**INPUT RECORDS:**
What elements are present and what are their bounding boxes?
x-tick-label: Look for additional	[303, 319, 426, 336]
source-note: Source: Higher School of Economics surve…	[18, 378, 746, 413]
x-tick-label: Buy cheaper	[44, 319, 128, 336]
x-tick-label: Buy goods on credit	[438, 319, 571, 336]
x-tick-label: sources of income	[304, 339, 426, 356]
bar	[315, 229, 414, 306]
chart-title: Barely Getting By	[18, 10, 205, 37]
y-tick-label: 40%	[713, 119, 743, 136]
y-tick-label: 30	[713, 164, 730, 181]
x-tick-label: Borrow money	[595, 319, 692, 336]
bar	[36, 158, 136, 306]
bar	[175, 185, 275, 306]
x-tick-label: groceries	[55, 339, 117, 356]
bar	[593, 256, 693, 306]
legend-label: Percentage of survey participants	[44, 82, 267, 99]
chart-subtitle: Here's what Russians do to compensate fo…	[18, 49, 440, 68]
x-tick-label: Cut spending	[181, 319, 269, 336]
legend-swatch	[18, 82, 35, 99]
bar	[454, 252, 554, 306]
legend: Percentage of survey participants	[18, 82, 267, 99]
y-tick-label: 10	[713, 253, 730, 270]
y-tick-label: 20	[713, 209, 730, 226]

**PROBLEM:** Put every line of the item above into a Markdown table with a Row column for the line number and a Line column for the text, skipping any blank lines.

**TASK ANSWER:**
| Row | Line |
|---|---|
| 1 | What elements are present and what are their bounding boxes? |
| 2 | x-tick-label: Look for additional	[303, 319, 426, 336] |
| 3 | source-note: Source: Higher School of Economics surve…	[18, 378, 746, 413] |
| 4 | x-tick-label: Buy cheaper	[44, 319, 128, 336] |
| 5 | x-tick-label: Buy goods on credit	[438, 319, 571, 336] |
| 6 | x-tick-label: sources of income	[304, 339, 426, 356] |
| 7 | bar	[315, 229, 414, 306] |
| 8 | chart-title: Barely Getting By	[18, 10, 205, 37] |
| 9 | y-tick-label: 40%	[713, 119, 743, 136] |
| 10 | y-tick-label: 30	[713, 164, 730, 181] |
| 11 | x-tick-label: Borrow money	[595, 319, 692, 336] |
| 12 | bar	[36, 158, 136, 306] |
| 13 | bar	[175, 185, 275, 306] |
| 14 | x-tick-label: groceries	[55, 339, 117, 356] |
| 15 | bar	[593, 256, 693, 306] |
| 16 | legend-label: Percentage of survey participants	[44, 82, 267, 99] |
| 17 | chart-subtitle: Here's what Russians do to compensate fo…	[18, 49, 440, 68] |
| 18 | x-tick-label: Cut spending	[181, 319, 269, 336] |
| 19 | legend-swatch	[18, 82, 35, 99] |
| 20 | bar	[454, 252, 554, 306] |
| 21 | legend: Percentage of survey participants	[18, 82, 267, 99] |
| 22 | y-tick-label: 10	[713, 253, 730, 270] |
| 23 | y-tick-label: 20	[713, 209, 730, 226] |